** THE TASK **
Transcribe the material in full, exactly as written.

** INPUT FOR THIS TASK **
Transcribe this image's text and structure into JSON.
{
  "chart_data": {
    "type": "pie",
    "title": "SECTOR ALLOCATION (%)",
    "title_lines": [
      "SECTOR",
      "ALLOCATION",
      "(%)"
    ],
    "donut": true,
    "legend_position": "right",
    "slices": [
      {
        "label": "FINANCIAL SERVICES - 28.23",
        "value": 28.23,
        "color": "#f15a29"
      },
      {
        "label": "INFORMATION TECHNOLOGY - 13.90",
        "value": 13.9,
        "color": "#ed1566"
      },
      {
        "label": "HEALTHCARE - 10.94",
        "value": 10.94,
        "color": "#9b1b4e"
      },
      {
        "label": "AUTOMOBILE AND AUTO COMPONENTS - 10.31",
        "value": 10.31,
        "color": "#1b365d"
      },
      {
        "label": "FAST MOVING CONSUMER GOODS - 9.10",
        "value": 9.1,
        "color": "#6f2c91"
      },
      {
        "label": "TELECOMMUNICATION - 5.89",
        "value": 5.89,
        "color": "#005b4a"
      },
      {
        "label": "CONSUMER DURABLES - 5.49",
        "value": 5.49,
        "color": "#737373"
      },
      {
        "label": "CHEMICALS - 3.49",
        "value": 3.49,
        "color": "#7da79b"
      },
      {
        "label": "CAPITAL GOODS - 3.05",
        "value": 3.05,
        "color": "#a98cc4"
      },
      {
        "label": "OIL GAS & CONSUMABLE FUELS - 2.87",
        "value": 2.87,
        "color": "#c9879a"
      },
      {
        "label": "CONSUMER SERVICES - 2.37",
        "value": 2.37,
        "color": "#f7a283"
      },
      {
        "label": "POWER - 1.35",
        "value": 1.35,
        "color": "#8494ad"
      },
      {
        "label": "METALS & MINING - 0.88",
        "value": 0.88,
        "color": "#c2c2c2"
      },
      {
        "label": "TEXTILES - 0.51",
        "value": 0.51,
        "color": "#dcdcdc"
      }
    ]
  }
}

** EXPECTED OUTPUT **
Transcribe this image's text and structure into JSON.
{
  "chart_data": {
    "type": "pie",
    "title": "SECTOR ALLOCATION (%)",
    "title_lines": [
      "SECTOR",
      "ALLOCATION",
      "(%)"
    ],
    "donut": true,
    "legend_position": "right",
    "slices": [
      {
        "label": "FINANCIAL SERVICES - 28.23",
        "value": 28.23,
        "color": "#f15a29"
      },
      {
        "label": "INFORMATION TECHNOLOGY - 13.90",
        "value": 13.9,
        "color": "#ed1566"
      },
      {
        "label": "HEALTHCARE - 10.94",
        "value": 10.94,
        "color": "#9b1b4e"
      },
      {
        "label": "AUTOMOBILE AND AUTO COMPONENTS - 10.31",
        "value": 10.31,
        "color": "#1b365d"
      },
      {
        "label": "FAST MOVING CONSUMER GOODS - 9.10",
        "value": 9.1,
        "color": "#6f2c91"
      },
      {
        "label": "TELECOMMUNICATION - 5.89",
        "value": 5.89,
        "color": "#005b4a"
      },
      {
        "label": "CONSUMER DURABLES - 5.49",
        "value": 5.49,
        "color": "#737373"
      },
      {
        "label": "CHEMICALS - 3.49",
        "value": 3.49,
        "color": "#7da79b"
      },
      {
        "label": "CAPITAL GOODS - 3.05",
        "value": 3.05,
        "color": "#a98cc4"
      },
      {
        "label": "OIL GAS & CONSUMABLE FUELS - 2.87",
        "value": 2.87,
        "color": "#c9879a"
      },
      {
        "label": "CONSUMER SERVICES - 2.37",
        "value": 2.37,
        "color": "#f7a283"
      },
      {
        "label": "POWER - 1.35",
        "value": 1.35,
        "color": "#8494ad"
      },
      {
        "label": "METALS & MINING - 0.88",
        "value": 0.88,
        "color": "#c2c2c2"
      },
      {
        "label": "TEXTILES - 0.51",
        "value": 0.51,
        "color": "#dcdcdc"
      }
    ]
  }
}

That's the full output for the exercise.